Instructions to follow.
Leave out the pictures, then reproduce the rest of the material exactly.

┌────────

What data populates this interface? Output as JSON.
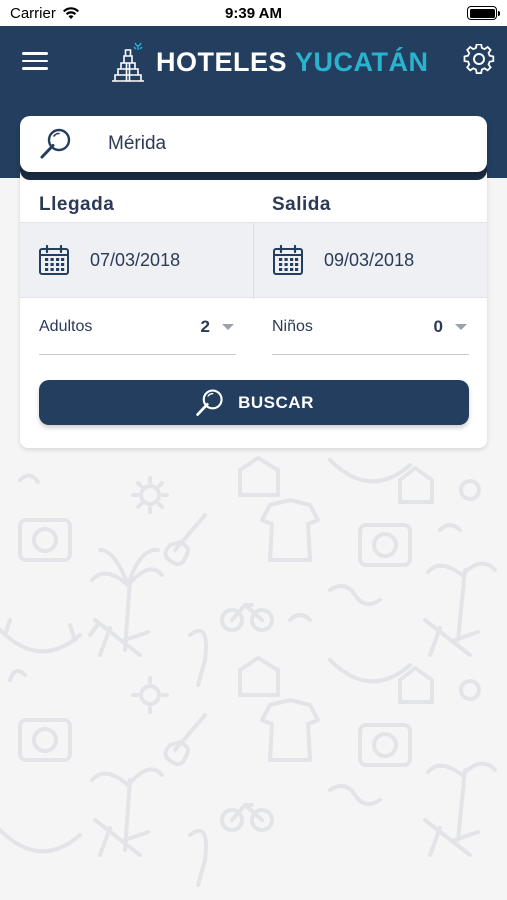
{
  "status_bar": {
    "carrier": "Carrier",
    "time": "9:39 AM"
  },
  "header": {
    "logo_word_1": "HOTELES",
    "logo_word_2": "YUCATÁN",
    "icons": {
      "menu": "hamburger-menu-icon",
      "settings": "gear-icon",
      "logo": "pyramid-logo-icon"
    }
  },
  "search": {
    "value": "Mérida",
    "icon": "search-icon"
  },
  "form": {
    "arrival_label": "Llegada",
    "departure_label": "Salida",
    "arrival_date": "07/03/2018",
    "departure_date": "09/03/2018",
    "adults_label": "Adultos",
    "adults_value": "2",
    "children_label": "Niños",
    "children_value": "0",
    "search_button_label": "BUSCAR"
  },
  "colors": {
    "header_bg": "#233e5f",
    "logo_accent": "#2ab3cf",
    "text": "#2c3a55",
    "button_bg": "#233e5f"
  }
}
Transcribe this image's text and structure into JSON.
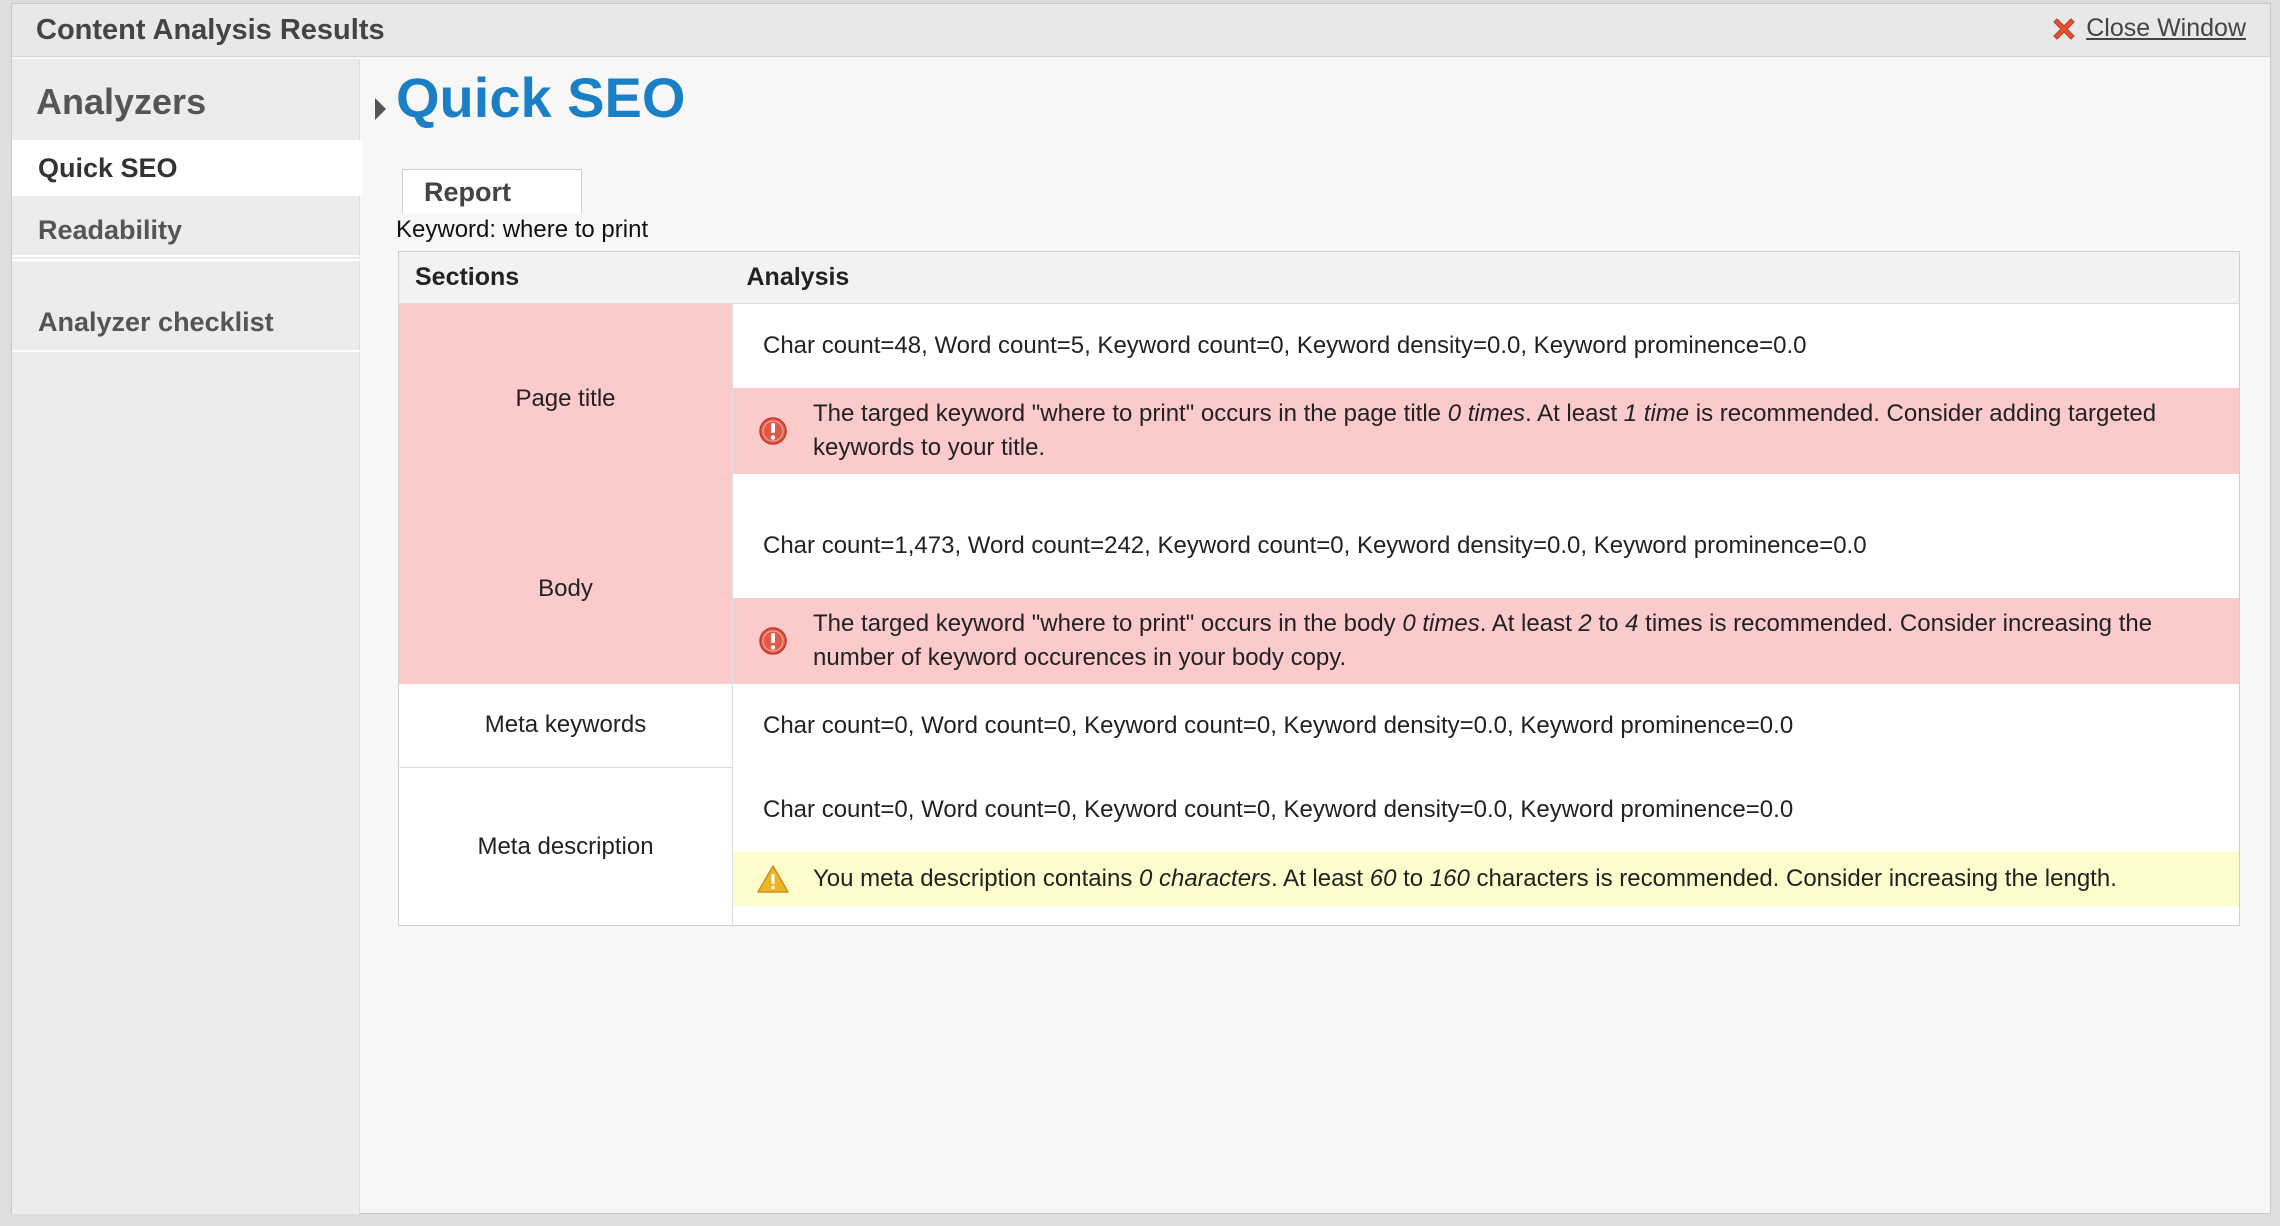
{
  "window": {
    "title": "Content Analysis Results",
    "close_label": "Close Window",
    "close_icon": "close-x-icon"
  },
  "sidebar": {
    "heading": "Analyzers",
    "items": [
      {
        "label": "Quick SEO",
        "active": true
      },
      {
        "label": "Readability",
        "active": false
      },
      {
        "label": "Analyzer checklist",
        "active": false
      }
    ]
  },
  "main": {
    "title": "Quick SEO",
    "tab_label": "Report",
    "keyword_line": "Keyword: where to print",
    "columns": [
      "Sections",
      "Analysis"
    ],
    "rows": [
      {
        "section": "Page title",
        "status": "error",
        "stats": "Char count=48, Word count=5, Keyword count=0, Keyword density=0.0, Keyword prominence=0.0",
        "message": {
          "type": "error",
          "p1": "The targed keyword \"where to print\" occurs in the page title ",
          "e1": "0 times",
          "p2": ". At least ",
          "e2": "1 time",
          "p3": " is recommended. Consider adding targeted keywords to your title."
        }
      },
      {
        "section": "Body",
        "status": "error",
        "stats": "Char count=1,473, Word count=242, Keyword count=0, Keyword density=0.0, Keyword prominence=0.0",
        "message": {
          "type": "error",
          "p1": "The targed keyword \"where to print\" occurs in the body ",
          "e1": "0 times",
          "p2": ". At least ",
          "e2": "2",
          "p3": " to ",
          "e3": "4",
          "p4": " times is recommended. Consider increasing the number of keyword occurences in your body copy."
        }
      },
      {
        "section": "Meta keywords",
        "status": "ok",
        "stats": "Char count=0, Word count=0, Keyword count=0, Keyword density=0.0, Keyword prominence=0.0"
      },
      {
        "section": "Meta description",
        "status": "ok",
        "stats": "Char count=0, Word count=0, Keyword count=0, Keyword density=0.0, Keyword prominence=0.0",
        "message": {
          "type": "warning",
          "p1": "You meta description contains ",
          "e1": "0 characters",
          "p2": ". At least ",
          "e2": "60",
          "p3": " to ",
          "e3": "160",
          "p4": " characters is recommended. Consider increasing the length."
        }
      }
    ]
  },
  "colors": {
    "title_blue": "#1a7fc4",
    "error_bg": "#fbcaca",
    "warning_bg": "#fdfccc",
    "error_icon": "#e05a4a",
    "warning_icon": "#f0b429"
  }
}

└────────

Response to the exercise.
What data populates this interface? Output as JSON.
{
  "status_bar": {
    "carrier": "Carrier",
    "time": "9:39 AM"
  },
  "header": {
    "logo_word_1": "HOTELES",
    "logo_word_2": "YUCATÁN",
    "icons": {
      "menu": "hamburger-menu-icon",
      "settings": "gear-icon",
      "logo": "pyramid-logo-icon"
    }
  },
  "search": {
    "value": "Mérida",
    "icon": "search-icon"
  },
  "form": {
    "arrival_label": "Llegada",
    "departure_label": "Salida",
    "arrival_date": "07/03/2018",
    "departure_date": "09/03/2018",
    "adults_label": "Adultos",
    "adults_value": "2",
    "children_label": "Niños",
    "children_value": "0",
    "search_button_label": "BUSCAR"
  },
  "colors": {
    "header_bg": "#233e5f",
    "logo_accent": "#2ab3cf",
    "text": "#2c3a55",
    "button_bg": "#233e5f"
  }
}
Transcribe this image's text and structure into JSON.
{
  "window": {
    "title": "Content Analysis Results",
    "close_label": "Close Window",
    "close_icon": "close-x-icon"
  },
  "sidebar": {
    "heading": "Analyzers",
    "items": [
      {
        "label": "Quick SEO",
        "active": true
      },
      {
        "label": "Readability",
        "active": false
      },
      {
        "label": "Analyzer checklist",
        "active": false
      }
    ]
  },
  "main": {
    "title": "Quick SEO",
    "tab_label": "Report",
    "keyword_line": "Keyword: where to print",
    "columns": [
      "Sections",
      "Analysis"
    ],
    "rows": [
      {
        "section": "Page title",
        "status": "error",
        "stats": "Char count=48, Word count=5, Keyword count=0, Keyword density=0.0, Keyword prominence=0.0",
        "message": {
          "type": "error",
          "p1": "The targed keyword \"where to print\" occurs in the page title ",
          "e1": "0 times",
          "p2": ". At least ",
          "e2": "1 time",
          "p3": " is recommended. Consider adding targeted keywords to your title."
        }
      },
      {
        "section": "Body",
        "status": "error",
        "stats": "Char count=1,473, Word count=242, Keyword count=0, Keyword density=0.0, Keyword prominence=0.0",
        "message": {
          "type": "error",
          "p1": "The targed keyword \"where to print\" occurs in the body ",
          "e1": "0 times",
          "p2": ". At least ",
          "e2": "2",
          "p3": " to ",
          "e3": "4",
          "p4": " times is recommended. Consider increasing the number of keyword occurences in your body copy."
        }
      },
      {
        "section": "Meta keywords",
        "status": "ok",
        "stats": "Char count=0, Word count=0, Keyword count=0, Keyword density=0.0, Keyword prominence=0.0"
      },
      {
        "section": "Meta description",
        "status": "ok",
        "stats": "Char count=0, Word count=0, Keyword count=0, Keyword density=0.0, Keyword prominence=0.0",
        "message": {
          "type": "warning",
          "p1": "You meta description contains ",
          "e1": "0 characters",
          "p2": ". At least ",
          "e2": "60",
          "p3": " to ",
          "e3": "160",
          "p4": " characters is recommended. Consider increasing the length."
        }
      }
    ]
  },
  "colors": {
    "title_blue": "#1a7fc4",
    "error_bg": "#fbcaca",
    "warning_bg": "#fdfccc",
    "error_icon": "#e05a4a",
    "warning_icon": "#f0b429"
  }
}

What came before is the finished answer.